• **Required work**: Pick out all lines with the word "Tržby" from the records that follow.

• **Dataset records**:
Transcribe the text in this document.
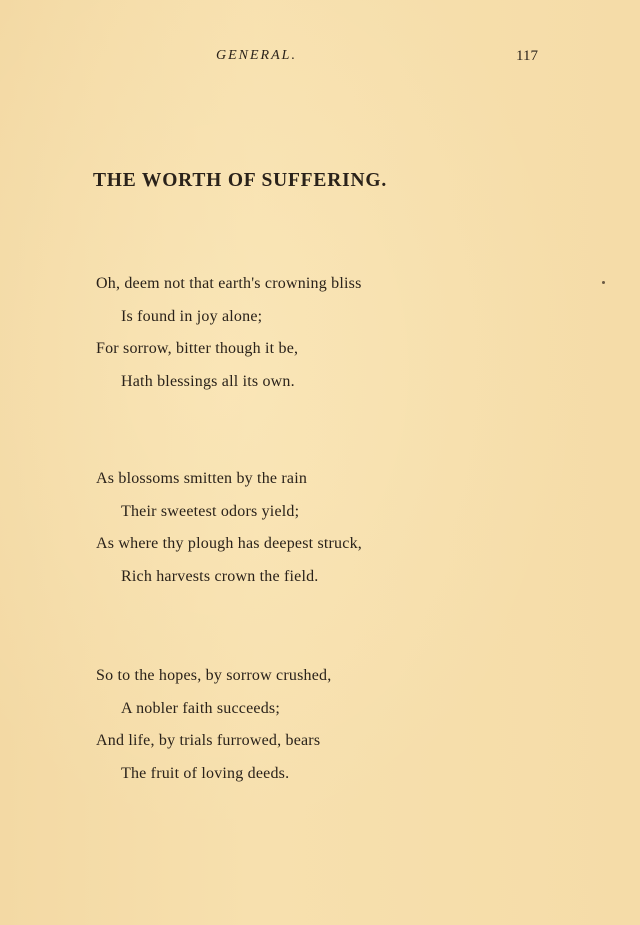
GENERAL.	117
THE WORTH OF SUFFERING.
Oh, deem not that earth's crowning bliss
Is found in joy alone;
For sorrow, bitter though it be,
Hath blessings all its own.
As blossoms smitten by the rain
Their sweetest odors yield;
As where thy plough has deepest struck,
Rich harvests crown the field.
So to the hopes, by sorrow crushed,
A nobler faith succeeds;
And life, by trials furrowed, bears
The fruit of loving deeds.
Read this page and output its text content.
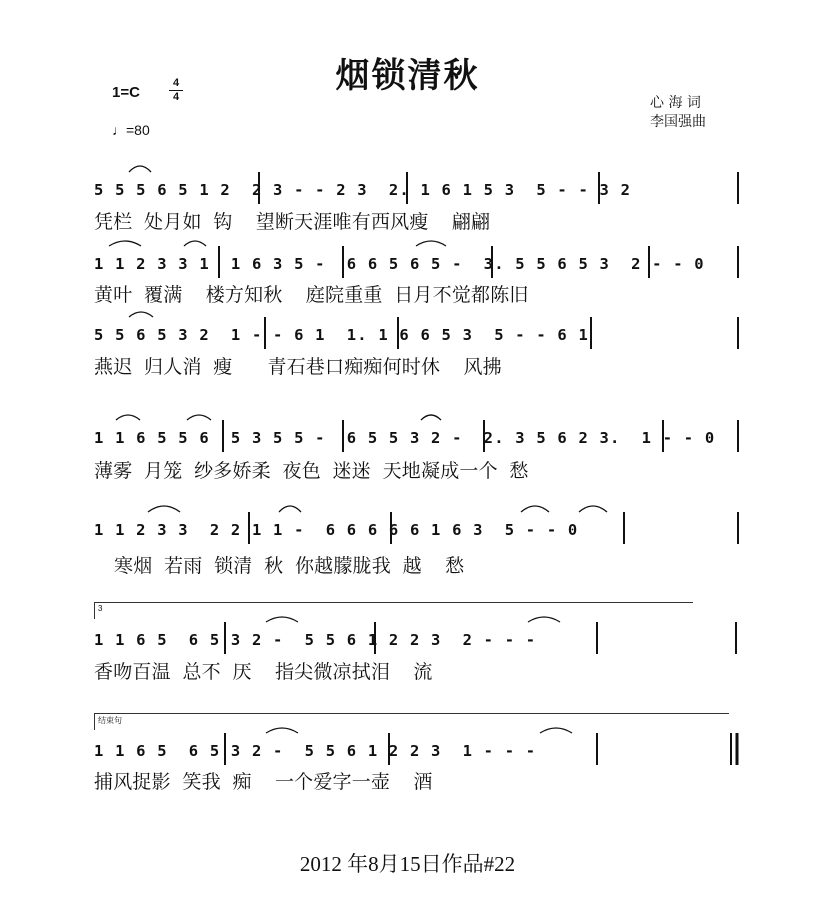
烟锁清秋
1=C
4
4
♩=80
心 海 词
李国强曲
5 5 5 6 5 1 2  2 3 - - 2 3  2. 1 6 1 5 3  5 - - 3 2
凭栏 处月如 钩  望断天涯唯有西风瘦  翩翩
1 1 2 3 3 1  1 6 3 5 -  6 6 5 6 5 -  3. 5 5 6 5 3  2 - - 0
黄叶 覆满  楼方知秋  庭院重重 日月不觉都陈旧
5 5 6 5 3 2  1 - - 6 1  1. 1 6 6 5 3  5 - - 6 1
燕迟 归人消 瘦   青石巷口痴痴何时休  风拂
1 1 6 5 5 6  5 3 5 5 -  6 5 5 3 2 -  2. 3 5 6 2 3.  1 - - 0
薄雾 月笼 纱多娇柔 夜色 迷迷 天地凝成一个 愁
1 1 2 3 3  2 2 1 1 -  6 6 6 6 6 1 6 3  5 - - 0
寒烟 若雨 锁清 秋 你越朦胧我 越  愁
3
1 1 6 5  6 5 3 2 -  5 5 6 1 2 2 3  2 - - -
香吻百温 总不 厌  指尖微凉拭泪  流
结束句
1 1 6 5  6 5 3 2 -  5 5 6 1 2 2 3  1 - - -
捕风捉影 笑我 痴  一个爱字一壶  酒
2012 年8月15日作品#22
--
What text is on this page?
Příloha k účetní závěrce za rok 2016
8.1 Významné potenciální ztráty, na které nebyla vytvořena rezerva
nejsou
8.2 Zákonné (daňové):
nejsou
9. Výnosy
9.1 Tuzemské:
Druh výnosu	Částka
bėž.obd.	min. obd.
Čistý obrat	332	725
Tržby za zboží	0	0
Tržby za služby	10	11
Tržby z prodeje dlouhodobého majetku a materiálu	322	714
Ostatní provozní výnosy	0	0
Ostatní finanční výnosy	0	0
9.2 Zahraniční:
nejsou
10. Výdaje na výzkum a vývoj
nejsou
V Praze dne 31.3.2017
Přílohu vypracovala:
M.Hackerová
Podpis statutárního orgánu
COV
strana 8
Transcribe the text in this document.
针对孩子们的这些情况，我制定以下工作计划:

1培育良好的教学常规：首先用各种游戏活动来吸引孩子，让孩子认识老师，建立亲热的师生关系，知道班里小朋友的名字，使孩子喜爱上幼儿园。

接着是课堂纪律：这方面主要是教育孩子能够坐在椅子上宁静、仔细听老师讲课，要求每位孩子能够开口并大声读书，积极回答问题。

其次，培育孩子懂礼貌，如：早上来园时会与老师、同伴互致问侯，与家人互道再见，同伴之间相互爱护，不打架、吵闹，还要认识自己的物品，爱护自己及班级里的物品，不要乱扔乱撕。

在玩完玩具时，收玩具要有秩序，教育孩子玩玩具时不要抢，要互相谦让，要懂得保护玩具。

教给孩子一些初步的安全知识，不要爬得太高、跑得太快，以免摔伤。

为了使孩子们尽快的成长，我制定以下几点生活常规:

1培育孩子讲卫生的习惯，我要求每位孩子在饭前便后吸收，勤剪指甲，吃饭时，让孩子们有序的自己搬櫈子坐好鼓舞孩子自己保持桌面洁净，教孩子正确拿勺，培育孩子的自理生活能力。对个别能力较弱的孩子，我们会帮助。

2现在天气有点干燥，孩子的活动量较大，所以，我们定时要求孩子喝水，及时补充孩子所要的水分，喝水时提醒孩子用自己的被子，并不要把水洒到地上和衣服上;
...
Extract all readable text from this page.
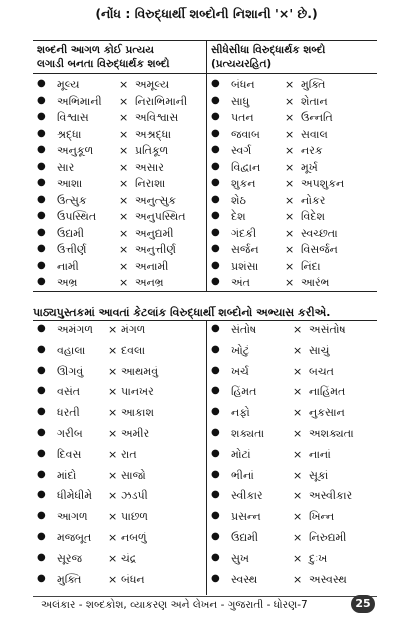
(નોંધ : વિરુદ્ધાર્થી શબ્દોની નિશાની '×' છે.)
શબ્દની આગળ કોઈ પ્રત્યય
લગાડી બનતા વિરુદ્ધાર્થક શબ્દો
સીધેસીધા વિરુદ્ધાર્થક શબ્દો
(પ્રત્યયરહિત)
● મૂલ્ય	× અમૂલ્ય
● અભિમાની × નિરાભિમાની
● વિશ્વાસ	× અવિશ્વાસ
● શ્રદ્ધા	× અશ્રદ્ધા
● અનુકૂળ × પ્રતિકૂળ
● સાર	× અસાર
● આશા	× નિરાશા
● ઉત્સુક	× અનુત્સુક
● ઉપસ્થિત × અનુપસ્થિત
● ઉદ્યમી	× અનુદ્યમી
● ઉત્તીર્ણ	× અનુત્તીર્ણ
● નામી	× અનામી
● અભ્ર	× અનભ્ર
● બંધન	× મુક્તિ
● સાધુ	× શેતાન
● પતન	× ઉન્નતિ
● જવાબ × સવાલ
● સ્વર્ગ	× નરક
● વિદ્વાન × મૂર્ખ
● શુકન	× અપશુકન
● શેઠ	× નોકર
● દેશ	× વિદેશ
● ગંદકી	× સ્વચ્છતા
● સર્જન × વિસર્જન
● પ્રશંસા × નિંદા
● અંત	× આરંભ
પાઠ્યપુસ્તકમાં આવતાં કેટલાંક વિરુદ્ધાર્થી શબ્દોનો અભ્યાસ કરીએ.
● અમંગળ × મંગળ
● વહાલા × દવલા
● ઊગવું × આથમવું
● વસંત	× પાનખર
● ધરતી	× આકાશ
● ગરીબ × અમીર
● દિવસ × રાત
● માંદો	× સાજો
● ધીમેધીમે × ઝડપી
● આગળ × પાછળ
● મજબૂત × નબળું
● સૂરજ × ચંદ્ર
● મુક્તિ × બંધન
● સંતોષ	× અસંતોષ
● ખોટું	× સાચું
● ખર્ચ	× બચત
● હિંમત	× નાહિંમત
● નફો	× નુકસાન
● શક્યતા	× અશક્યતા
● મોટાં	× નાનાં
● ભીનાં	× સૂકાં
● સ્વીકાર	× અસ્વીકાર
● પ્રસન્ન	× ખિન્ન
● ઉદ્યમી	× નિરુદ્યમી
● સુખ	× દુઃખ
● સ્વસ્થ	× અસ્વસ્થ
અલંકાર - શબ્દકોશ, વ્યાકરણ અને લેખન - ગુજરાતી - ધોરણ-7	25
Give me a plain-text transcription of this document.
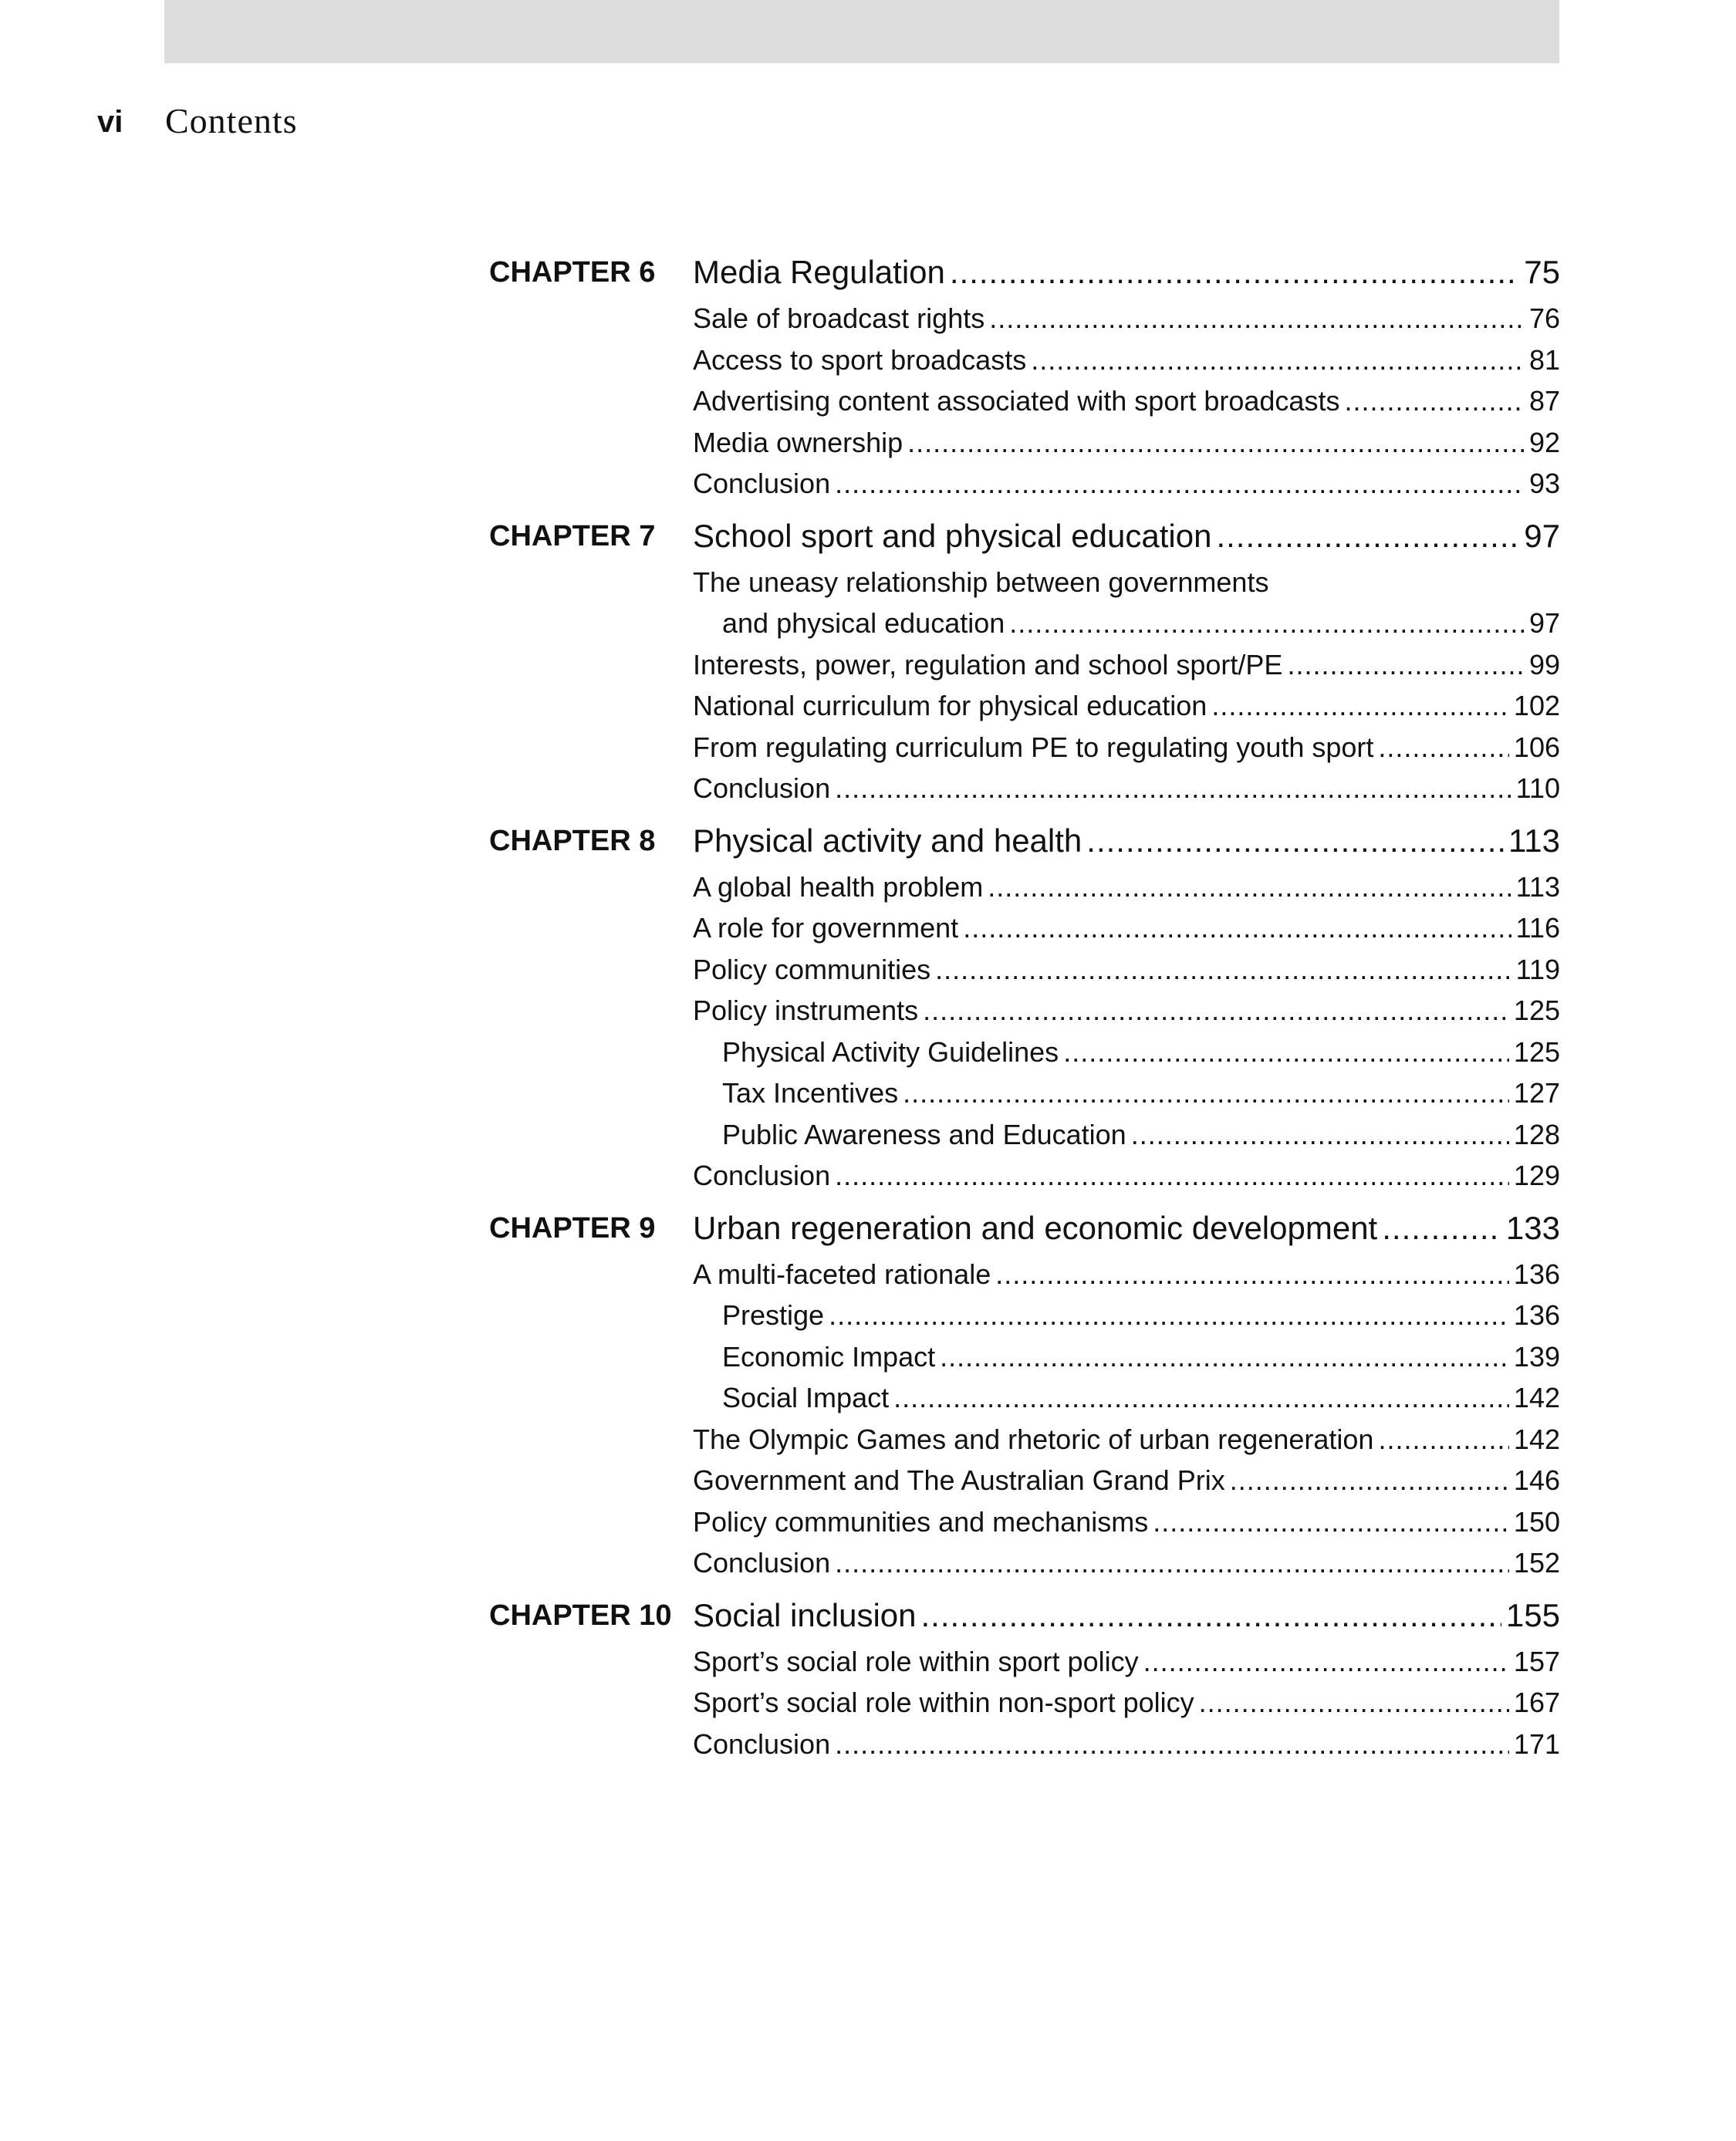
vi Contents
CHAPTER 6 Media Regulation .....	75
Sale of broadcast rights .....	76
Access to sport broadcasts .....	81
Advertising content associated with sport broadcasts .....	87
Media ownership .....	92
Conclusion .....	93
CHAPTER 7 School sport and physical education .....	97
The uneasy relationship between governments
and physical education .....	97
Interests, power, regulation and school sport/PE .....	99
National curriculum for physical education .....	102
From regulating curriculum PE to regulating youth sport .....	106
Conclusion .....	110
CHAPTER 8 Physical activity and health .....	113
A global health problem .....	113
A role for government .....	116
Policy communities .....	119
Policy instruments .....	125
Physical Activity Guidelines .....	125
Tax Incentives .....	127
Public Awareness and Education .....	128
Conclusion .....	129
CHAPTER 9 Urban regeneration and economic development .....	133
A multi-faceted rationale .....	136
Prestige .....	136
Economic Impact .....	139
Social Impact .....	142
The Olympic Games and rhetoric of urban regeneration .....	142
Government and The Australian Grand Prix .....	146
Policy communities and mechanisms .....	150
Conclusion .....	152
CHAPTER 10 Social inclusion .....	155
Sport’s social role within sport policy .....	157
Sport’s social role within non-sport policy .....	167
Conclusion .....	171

• **Exercise solution**:
Tržby za zboží	0	0
Tržby za služby	10	11
Tržby z prodeje dlouhodobého majetku a materiálu	322	714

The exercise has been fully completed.